## Given request:
Below are some records; work out how many of their lines contain "massweight" and give the number only.

--- START OF Available records ---

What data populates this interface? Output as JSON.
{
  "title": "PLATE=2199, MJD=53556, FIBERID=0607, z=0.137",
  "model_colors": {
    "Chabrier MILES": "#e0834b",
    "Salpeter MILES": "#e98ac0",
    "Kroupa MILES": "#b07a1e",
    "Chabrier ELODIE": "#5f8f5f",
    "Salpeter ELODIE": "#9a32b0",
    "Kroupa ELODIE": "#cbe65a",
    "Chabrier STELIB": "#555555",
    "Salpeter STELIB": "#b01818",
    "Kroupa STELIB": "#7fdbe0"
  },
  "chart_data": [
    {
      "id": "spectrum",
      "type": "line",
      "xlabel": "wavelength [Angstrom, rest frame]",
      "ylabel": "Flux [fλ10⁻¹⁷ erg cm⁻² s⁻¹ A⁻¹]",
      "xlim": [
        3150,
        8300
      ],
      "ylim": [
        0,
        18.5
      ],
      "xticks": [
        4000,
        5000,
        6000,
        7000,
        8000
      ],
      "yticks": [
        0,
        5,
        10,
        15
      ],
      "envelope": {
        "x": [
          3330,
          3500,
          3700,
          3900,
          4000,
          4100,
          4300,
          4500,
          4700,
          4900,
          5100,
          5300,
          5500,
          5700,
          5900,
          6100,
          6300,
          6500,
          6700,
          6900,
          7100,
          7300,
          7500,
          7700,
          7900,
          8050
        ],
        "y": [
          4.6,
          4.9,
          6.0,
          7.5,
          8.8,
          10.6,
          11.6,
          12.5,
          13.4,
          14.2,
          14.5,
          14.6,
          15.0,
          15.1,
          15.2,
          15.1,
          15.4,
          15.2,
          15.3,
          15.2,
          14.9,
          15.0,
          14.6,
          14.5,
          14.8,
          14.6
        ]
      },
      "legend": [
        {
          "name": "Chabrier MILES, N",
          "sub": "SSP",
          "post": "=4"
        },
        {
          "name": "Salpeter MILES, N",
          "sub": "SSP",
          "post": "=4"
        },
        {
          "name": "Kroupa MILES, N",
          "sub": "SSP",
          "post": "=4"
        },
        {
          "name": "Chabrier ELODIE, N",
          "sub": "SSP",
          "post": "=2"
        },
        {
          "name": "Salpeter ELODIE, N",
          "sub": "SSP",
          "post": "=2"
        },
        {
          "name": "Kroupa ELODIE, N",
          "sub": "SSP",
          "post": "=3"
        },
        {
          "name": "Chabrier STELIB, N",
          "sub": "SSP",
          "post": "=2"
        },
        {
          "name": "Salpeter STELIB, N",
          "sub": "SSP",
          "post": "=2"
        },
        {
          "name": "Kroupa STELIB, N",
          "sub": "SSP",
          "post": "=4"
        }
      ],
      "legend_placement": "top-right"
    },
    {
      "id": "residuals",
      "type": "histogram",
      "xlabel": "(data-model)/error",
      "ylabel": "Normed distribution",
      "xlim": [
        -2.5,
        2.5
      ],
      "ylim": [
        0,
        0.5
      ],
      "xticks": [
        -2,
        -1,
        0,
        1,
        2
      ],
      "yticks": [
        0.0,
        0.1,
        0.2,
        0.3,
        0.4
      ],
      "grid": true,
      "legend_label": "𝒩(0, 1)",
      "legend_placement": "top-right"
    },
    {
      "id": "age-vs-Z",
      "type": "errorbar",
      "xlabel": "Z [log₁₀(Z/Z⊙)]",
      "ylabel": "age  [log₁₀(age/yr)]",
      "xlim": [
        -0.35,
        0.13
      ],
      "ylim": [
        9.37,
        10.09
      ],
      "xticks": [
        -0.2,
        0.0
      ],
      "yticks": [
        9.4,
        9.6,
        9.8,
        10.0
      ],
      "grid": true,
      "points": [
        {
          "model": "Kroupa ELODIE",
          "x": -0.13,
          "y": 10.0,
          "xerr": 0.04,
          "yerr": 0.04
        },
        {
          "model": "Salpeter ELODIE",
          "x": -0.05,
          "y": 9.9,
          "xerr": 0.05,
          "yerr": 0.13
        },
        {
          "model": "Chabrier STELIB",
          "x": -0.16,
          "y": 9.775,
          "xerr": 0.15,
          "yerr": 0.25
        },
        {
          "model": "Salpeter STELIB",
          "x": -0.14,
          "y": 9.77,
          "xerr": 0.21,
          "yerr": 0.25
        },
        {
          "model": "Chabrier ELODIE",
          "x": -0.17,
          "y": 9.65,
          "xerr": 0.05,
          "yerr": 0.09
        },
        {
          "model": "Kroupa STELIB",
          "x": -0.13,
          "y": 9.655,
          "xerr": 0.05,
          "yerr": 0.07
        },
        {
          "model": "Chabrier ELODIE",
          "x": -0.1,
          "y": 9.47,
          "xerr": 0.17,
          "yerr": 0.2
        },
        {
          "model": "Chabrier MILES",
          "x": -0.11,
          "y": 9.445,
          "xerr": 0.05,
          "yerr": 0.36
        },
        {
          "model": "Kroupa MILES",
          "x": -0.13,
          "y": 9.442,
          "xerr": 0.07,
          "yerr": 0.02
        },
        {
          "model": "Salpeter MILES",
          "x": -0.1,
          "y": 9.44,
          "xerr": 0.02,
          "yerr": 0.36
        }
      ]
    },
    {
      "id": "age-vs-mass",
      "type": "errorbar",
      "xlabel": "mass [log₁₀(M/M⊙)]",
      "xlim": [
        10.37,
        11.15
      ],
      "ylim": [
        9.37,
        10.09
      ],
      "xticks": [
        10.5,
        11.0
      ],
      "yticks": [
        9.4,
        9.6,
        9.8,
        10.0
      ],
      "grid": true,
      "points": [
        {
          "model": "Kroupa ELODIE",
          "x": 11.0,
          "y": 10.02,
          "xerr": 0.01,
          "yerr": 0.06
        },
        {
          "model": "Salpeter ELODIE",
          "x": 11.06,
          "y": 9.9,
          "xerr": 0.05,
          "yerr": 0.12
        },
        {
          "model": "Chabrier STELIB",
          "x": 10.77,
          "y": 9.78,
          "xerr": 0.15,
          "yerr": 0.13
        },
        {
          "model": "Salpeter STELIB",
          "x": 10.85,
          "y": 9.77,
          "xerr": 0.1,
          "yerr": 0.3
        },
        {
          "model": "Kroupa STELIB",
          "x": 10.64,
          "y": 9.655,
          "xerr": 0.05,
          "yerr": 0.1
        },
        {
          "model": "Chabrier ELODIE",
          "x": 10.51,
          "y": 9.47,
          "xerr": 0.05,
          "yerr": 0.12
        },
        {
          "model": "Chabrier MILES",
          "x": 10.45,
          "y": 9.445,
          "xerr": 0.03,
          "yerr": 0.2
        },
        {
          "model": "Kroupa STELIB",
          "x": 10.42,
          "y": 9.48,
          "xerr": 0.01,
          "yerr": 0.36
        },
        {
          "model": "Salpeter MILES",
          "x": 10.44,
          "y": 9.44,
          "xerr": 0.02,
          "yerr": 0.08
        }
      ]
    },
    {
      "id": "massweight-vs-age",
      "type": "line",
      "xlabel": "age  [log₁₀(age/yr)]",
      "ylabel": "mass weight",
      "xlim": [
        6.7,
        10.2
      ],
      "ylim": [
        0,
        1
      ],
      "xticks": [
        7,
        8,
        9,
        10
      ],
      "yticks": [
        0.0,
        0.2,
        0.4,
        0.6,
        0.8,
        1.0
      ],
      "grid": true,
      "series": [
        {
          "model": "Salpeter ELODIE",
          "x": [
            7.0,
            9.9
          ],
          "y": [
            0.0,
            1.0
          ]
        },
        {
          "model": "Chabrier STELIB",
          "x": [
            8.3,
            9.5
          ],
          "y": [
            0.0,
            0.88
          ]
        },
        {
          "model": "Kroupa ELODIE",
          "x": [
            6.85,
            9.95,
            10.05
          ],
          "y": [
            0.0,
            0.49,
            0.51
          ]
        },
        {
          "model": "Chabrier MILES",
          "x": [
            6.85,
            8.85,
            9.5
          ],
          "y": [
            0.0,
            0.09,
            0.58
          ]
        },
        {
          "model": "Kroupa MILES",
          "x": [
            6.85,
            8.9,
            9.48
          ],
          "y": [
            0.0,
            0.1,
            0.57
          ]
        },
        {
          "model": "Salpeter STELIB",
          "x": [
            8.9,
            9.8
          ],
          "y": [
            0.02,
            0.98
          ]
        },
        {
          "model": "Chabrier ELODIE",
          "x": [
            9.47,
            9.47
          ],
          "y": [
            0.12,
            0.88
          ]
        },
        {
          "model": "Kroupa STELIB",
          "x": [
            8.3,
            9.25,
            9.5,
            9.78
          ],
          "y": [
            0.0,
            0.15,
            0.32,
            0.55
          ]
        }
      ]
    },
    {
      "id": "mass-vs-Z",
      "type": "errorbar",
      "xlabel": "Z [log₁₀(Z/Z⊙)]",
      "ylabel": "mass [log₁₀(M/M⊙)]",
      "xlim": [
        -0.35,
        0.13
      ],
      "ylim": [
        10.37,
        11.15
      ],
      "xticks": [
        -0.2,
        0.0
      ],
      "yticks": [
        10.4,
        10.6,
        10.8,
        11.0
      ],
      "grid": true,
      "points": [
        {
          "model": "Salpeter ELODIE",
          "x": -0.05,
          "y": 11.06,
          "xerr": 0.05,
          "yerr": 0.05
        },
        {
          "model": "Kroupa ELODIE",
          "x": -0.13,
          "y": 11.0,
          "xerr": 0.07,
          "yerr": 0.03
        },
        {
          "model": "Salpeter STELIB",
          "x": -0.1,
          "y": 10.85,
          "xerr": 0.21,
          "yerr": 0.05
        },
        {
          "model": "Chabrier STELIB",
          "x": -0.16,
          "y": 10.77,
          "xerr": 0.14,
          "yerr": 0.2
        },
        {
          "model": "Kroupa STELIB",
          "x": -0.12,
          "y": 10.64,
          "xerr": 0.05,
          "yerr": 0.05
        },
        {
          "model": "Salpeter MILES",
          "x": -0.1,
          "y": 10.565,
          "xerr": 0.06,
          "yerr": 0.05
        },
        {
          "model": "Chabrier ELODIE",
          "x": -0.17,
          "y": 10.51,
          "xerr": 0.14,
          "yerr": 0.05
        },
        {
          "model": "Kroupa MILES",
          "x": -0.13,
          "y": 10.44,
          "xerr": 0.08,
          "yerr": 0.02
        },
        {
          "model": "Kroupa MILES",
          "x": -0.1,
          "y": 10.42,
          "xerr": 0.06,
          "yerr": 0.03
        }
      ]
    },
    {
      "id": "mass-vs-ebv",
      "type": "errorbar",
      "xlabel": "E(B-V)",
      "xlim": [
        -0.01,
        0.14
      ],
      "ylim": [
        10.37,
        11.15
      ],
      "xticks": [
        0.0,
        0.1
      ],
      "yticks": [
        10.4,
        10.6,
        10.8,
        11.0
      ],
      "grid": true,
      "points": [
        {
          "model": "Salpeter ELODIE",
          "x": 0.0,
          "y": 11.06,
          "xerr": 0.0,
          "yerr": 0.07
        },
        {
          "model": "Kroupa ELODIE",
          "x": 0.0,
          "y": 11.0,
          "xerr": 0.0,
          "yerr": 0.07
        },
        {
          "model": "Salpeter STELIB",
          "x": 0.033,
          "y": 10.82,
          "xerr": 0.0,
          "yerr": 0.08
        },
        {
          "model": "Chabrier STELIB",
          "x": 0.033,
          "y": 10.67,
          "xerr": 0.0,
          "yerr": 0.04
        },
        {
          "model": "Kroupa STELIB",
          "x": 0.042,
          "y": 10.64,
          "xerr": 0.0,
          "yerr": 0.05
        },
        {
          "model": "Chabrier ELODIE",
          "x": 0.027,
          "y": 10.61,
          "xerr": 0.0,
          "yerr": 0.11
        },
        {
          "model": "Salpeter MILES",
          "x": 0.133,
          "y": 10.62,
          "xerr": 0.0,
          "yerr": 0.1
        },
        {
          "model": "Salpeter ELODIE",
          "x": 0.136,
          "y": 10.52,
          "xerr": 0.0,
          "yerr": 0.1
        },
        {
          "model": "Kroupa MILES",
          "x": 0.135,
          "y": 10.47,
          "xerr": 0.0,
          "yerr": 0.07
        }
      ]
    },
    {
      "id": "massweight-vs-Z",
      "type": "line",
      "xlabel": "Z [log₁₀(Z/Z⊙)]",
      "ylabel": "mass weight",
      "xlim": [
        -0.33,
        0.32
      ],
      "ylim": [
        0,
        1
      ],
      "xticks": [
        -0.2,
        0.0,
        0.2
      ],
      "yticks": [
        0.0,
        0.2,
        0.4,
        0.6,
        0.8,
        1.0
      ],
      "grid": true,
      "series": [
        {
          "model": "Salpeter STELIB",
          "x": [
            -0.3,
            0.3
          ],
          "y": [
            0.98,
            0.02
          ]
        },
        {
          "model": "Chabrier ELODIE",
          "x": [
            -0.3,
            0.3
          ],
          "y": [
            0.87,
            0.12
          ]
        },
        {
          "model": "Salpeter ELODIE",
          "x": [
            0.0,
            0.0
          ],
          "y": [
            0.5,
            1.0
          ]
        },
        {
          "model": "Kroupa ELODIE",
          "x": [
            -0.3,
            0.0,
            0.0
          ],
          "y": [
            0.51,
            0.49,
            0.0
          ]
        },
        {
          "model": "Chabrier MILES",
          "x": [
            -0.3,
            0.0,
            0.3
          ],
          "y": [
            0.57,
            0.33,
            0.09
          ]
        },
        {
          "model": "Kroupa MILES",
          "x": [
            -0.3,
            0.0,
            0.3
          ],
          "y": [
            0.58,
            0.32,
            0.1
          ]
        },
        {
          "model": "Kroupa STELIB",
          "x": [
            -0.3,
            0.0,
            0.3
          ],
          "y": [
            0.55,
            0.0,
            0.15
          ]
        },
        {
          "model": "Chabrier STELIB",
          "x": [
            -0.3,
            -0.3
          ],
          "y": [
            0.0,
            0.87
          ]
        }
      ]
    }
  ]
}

--- END OF Available records ---
--- START OF Available records ---

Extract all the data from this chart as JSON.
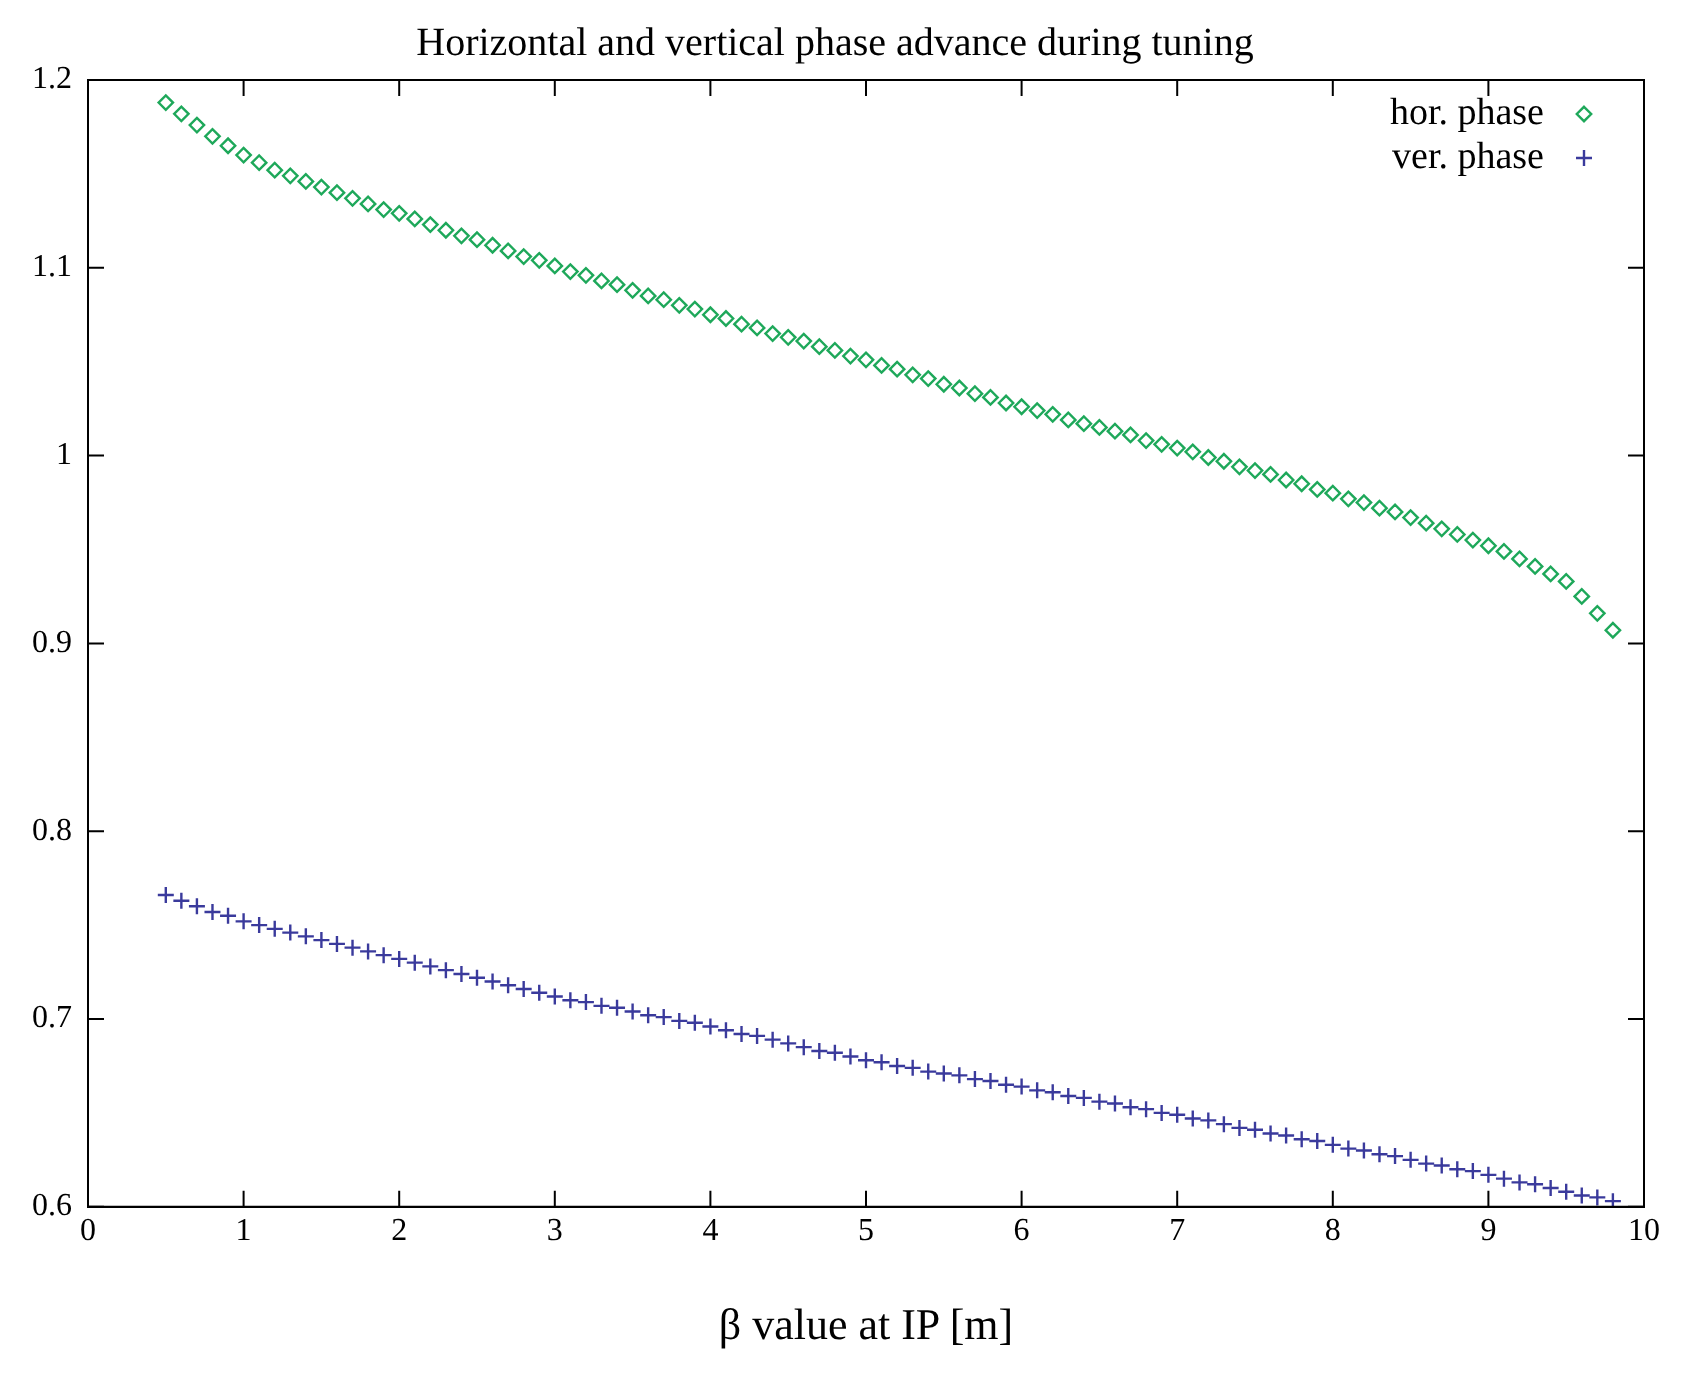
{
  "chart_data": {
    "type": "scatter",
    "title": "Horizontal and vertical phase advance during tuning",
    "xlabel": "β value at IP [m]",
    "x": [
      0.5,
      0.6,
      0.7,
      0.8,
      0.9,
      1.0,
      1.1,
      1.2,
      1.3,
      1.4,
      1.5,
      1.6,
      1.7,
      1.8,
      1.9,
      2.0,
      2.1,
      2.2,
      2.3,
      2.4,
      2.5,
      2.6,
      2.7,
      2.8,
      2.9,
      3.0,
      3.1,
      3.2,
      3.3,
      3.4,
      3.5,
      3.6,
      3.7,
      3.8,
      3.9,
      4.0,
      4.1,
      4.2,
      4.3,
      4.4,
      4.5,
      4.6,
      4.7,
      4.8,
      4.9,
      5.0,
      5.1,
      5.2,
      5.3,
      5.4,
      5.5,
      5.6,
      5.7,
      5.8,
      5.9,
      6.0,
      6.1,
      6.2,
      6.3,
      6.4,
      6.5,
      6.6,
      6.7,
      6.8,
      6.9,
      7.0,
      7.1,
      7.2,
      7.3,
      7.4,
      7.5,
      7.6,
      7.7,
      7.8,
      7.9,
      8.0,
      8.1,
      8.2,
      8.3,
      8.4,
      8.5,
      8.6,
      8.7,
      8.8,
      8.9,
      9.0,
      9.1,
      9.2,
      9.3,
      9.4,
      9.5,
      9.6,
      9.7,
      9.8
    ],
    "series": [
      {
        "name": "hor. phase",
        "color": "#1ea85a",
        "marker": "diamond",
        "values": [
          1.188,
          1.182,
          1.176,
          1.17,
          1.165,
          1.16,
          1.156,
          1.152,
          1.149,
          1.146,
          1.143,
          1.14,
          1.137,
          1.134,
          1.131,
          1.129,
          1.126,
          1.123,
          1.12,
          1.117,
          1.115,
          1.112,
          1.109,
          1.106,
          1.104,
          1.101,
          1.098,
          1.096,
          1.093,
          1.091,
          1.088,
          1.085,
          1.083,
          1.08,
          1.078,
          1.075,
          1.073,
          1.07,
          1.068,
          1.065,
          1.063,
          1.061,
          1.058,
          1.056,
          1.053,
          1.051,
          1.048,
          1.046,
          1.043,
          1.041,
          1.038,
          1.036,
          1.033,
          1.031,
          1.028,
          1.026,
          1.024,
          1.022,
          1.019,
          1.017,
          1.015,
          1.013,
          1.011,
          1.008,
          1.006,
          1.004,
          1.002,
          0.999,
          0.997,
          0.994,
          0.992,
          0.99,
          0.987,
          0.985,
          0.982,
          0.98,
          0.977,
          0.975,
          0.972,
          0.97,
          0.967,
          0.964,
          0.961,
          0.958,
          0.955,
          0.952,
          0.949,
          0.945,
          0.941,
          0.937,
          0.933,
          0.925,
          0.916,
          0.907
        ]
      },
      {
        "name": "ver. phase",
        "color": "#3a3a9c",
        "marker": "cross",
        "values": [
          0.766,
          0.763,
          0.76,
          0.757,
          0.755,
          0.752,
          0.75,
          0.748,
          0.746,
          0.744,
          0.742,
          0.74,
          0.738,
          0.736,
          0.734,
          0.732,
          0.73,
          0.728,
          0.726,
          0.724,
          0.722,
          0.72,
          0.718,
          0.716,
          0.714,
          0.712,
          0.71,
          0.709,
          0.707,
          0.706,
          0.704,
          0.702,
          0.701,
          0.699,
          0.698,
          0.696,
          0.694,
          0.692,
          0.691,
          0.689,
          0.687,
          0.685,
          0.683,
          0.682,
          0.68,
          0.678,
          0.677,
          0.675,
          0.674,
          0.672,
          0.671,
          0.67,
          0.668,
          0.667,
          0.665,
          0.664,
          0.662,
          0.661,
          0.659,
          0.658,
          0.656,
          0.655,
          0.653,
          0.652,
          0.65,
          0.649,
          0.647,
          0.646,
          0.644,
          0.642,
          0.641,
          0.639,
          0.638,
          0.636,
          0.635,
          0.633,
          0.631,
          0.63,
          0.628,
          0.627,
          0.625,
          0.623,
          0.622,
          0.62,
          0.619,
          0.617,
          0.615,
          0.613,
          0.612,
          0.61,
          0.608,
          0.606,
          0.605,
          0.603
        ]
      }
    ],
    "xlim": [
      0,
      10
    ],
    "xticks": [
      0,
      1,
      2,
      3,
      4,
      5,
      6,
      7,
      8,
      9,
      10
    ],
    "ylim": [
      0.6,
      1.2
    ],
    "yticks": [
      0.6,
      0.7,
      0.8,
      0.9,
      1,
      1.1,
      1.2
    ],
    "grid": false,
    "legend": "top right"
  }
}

--- END OF Available records ---

## Correct answer:
2